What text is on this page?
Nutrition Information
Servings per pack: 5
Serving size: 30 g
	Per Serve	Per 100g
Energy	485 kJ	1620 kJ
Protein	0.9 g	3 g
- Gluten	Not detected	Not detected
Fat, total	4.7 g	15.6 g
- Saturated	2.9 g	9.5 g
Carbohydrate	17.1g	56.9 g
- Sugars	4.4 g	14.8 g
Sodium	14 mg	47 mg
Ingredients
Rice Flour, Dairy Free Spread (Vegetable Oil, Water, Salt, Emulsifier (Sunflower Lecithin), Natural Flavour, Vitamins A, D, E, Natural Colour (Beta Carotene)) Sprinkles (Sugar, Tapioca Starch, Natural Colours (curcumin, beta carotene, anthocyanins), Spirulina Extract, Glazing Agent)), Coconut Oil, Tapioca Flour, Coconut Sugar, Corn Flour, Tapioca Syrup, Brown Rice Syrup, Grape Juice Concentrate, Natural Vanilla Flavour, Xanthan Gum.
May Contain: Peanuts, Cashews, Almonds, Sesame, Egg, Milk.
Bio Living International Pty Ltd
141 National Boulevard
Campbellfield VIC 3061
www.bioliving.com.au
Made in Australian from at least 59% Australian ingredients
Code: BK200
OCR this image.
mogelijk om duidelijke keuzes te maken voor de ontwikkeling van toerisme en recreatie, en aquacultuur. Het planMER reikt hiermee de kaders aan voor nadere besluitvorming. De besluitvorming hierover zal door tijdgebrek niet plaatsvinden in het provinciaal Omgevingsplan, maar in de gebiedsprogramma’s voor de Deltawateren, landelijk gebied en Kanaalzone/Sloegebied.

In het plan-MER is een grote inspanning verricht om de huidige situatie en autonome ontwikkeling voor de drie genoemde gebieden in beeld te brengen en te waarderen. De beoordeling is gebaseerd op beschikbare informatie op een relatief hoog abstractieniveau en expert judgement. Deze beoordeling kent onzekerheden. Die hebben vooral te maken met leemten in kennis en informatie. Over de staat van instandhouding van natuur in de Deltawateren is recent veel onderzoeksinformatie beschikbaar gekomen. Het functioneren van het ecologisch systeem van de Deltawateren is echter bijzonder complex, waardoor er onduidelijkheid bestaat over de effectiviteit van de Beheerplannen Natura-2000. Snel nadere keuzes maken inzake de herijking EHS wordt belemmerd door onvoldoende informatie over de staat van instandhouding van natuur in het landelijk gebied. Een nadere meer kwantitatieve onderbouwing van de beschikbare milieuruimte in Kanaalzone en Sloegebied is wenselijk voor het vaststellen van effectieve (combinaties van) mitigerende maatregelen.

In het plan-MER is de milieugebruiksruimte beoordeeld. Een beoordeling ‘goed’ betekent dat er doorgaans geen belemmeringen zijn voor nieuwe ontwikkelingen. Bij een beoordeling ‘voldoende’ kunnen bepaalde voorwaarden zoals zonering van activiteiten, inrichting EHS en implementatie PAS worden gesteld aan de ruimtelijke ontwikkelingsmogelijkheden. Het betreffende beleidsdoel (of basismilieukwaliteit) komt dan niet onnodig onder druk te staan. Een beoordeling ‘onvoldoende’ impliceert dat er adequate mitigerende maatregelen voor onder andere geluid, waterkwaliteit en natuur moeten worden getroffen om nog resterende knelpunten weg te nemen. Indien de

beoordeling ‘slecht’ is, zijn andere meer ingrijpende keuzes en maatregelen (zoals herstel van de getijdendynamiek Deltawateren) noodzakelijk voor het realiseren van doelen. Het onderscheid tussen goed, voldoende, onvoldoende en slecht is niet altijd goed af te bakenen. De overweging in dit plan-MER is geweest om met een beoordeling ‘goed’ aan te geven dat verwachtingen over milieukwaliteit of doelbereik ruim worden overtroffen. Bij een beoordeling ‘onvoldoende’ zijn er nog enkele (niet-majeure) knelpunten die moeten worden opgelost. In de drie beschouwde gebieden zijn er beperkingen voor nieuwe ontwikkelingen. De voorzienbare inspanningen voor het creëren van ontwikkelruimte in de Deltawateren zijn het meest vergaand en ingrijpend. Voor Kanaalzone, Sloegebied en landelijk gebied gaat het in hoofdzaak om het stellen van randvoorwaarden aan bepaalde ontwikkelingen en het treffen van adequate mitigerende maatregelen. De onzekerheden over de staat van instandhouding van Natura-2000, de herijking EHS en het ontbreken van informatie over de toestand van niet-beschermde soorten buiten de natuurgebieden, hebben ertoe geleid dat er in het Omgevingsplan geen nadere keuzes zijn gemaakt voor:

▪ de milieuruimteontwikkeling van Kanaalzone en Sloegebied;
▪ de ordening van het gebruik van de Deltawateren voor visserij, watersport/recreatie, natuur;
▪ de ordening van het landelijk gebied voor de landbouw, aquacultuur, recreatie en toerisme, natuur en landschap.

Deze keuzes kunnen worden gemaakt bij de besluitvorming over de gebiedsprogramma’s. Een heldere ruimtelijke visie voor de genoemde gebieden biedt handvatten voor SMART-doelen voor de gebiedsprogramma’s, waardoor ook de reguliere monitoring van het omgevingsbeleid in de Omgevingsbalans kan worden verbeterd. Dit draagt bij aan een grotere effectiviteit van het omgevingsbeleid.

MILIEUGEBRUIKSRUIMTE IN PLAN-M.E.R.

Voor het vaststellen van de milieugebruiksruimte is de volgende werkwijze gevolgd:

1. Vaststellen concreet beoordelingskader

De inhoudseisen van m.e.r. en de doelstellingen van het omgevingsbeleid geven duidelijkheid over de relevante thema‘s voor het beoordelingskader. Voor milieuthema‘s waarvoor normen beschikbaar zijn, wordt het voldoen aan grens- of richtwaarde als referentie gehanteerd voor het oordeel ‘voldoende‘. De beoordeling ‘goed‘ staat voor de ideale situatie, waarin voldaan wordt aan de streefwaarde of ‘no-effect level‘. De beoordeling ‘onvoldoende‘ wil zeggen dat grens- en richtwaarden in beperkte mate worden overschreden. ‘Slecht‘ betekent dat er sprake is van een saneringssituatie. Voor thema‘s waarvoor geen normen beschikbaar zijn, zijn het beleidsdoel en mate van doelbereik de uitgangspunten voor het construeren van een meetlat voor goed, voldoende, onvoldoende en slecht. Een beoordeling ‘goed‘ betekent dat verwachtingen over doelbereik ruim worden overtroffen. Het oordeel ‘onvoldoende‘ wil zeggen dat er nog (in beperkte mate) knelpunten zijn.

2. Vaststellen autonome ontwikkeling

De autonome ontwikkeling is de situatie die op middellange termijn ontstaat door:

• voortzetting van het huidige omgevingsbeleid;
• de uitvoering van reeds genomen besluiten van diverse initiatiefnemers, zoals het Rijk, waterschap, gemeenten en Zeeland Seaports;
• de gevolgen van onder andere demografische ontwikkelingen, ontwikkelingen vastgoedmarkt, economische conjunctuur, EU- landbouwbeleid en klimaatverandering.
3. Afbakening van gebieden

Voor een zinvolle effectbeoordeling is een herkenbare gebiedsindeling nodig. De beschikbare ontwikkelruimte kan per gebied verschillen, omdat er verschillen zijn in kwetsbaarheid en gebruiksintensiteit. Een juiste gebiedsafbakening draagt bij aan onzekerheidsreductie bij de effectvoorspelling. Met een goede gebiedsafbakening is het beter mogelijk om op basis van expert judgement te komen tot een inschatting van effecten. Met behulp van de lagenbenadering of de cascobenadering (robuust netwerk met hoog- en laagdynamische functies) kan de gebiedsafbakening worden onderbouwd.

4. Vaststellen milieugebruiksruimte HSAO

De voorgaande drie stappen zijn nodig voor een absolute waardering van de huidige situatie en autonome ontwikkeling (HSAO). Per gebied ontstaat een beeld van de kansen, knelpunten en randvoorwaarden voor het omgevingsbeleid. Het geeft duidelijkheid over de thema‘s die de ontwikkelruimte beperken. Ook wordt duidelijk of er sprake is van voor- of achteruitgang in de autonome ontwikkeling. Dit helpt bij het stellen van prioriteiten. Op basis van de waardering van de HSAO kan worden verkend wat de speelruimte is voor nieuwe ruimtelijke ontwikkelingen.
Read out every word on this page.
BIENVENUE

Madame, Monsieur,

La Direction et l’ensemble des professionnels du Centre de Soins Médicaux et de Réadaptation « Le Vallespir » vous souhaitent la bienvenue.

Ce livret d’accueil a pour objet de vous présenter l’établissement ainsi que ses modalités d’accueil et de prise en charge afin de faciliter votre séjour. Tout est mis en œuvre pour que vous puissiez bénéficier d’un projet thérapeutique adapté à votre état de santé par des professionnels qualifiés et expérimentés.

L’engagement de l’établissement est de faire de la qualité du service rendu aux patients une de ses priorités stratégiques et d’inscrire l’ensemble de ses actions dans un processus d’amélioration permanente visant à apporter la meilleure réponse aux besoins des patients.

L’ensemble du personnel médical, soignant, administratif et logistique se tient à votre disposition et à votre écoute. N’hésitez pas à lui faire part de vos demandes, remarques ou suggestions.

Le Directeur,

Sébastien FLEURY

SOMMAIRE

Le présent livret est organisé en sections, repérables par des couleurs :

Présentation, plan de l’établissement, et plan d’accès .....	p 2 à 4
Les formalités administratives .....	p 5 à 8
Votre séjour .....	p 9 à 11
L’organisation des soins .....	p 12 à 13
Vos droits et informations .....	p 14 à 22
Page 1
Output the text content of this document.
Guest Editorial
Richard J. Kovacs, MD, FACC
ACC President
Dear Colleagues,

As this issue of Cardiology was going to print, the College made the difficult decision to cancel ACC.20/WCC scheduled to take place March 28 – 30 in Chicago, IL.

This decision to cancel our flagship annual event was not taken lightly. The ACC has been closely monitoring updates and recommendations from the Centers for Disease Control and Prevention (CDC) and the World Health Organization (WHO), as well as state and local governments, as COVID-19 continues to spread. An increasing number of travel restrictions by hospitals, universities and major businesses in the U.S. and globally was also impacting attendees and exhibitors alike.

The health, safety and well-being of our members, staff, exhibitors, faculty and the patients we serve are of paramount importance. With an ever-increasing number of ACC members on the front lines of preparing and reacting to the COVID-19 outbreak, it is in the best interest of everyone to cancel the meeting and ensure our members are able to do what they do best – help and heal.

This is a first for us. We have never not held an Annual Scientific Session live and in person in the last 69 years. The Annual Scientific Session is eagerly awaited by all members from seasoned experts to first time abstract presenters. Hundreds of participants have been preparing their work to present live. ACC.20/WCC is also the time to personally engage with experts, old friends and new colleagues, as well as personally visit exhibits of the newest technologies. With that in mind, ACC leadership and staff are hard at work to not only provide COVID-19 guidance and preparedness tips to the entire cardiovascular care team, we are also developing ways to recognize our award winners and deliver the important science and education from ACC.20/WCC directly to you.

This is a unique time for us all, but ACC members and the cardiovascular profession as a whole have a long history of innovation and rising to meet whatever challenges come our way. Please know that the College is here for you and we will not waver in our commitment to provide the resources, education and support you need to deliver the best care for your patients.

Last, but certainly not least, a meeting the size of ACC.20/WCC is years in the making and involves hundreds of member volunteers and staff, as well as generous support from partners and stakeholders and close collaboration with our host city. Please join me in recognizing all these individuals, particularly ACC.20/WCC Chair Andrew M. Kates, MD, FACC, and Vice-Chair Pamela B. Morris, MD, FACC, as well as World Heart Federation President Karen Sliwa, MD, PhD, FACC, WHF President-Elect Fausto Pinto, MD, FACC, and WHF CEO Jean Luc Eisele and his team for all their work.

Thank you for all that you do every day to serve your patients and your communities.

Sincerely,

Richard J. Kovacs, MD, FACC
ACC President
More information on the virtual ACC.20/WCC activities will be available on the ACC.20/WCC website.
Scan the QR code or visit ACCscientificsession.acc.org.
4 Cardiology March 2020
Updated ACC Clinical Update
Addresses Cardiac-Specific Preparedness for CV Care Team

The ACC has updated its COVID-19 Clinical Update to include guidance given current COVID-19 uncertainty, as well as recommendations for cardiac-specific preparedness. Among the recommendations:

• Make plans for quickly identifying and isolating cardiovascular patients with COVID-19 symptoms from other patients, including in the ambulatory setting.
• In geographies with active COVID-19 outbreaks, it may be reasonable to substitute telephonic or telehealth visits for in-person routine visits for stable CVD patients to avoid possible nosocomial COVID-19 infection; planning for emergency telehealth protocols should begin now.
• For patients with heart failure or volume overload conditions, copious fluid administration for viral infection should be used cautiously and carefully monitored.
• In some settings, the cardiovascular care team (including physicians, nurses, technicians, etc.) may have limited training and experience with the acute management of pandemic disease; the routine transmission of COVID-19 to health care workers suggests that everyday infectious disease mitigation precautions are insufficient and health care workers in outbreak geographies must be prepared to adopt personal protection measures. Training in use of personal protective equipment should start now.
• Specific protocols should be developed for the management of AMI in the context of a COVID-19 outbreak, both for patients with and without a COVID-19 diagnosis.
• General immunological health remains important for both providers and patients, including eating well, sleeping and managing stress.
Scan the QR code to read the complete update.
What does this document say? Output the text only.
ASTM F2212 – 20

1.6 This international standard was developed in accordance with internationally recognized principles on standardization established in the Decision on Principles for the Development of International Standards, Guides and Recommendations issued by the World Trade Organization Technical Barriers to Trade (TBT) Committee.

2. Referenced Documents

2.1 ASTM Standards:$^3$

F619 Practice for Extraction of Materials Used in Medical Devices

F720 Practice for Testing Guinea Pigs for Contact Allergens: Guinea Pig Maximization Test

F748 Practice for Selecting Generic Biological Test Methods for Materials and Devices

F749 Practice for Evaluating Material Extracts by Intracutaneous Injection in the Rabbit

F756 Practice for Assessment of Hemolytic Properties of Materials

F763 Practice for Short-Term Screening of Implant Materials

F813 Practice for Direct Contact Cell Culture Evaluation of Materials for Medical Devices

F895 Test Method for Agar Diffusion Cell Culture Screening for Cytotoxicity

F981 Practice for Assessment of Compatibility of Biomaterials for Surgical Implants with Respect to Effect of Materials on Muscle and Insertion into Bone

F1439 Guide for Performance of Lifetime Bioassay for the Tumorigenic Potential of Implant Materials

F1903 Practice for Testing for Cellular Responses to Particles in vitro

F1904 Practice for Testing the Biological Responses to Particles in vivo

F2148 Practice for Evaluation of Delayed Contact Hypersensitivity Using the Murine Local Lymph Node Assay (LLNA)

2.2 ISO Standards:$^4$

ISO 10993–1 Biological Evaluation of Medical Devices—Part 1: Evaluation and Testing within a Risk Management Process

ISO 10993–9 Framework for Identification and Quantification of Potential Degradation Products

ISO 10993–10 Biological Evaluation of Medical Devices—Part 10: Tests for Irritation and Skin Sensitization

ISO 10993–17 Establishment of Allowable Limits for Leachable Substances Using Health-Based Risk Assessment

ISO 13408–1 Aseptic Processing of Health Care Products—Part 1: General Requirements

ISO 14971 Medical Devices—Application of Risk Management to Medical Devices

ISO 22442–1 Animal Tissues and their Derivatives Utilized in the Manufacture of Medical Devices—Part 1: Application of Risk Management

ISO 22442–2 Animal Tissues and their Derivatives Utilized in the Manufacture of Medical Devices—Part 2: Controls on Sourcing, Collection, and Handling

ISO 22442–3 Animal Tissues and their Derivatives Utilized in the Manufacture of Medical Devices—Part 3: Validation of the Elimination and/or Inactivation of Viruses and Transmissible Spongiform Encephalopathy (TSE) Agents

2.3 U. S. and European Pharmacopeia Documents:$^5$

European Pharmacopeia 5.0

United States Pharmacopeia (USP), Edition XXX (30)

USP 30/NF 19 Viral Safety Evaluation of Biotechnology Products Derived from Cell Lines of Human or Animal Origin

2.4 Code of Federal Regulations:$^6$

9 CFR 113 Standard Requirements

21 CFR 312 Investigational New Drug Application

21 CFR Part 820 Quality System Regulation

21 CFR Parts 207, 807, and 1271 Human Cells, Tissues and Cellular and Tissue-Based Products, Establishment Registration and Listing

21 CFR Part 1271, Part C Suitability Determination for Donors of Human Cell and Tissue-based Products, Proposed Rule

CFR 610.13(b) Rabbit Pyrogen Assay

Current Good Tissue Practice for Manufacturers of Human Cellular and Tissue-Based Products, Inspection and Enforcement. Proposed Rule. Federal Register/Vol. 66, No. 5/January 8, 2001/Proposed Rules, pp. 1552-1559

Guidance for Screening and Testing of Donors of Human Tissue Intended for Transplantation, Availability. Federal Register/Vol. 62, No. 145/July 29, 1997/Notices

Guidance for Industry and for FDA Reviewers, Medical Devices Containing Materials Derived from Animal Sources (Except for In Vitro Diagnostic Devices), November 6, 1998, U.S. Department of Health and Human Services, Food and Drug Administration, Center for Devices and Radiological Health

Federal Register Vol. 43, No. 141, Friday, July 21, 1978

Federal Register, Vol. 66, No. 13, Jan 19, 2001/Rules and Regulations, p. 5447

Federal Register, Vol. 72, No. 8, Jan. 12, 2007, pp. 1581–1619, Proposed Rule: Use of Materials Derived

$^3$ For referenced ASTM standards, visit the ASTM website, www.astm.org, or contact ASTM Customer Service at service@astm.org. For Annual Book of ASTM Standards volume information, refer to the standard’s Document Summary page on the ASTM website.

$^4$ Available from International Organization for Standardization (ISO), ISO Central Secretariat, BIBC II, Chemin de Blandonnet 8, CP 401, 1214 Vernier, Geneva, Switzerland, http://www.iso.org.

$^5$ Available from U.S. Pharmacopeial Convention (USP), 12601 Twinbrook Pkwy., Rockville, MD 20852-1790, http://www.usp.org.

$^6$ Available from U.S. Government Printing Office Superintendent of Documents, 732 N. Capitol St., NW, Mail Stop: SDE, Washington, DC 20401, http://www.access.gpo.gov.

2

★ ★ ★ ★ ★ ★ ★

→ **WHAT TO WORK ON**:
Go through the data and show every line where "Utilized" occurs.

→ **TASK RESPONSE**:
ISO 22442–1 Animal Tissues and their Derivatives Utilized in the Manufacture of Medical Devices—Part 1: Application of Risk Management
ISO 22442–2 Animal Tissues and their Derivatives Utilized in the Manufacture of Medical Devices—Part 2: Controls on Sourcing, Collection, and Handling
ISO 22442–3 Animal Tissues and their Derivatives Utilized in the Manufacture of Medical Devices—Part 3: Validation of the Elimination and/or Inactivation of Viruses and Transmissible Spongiform Encephalopathy (TSE) Agents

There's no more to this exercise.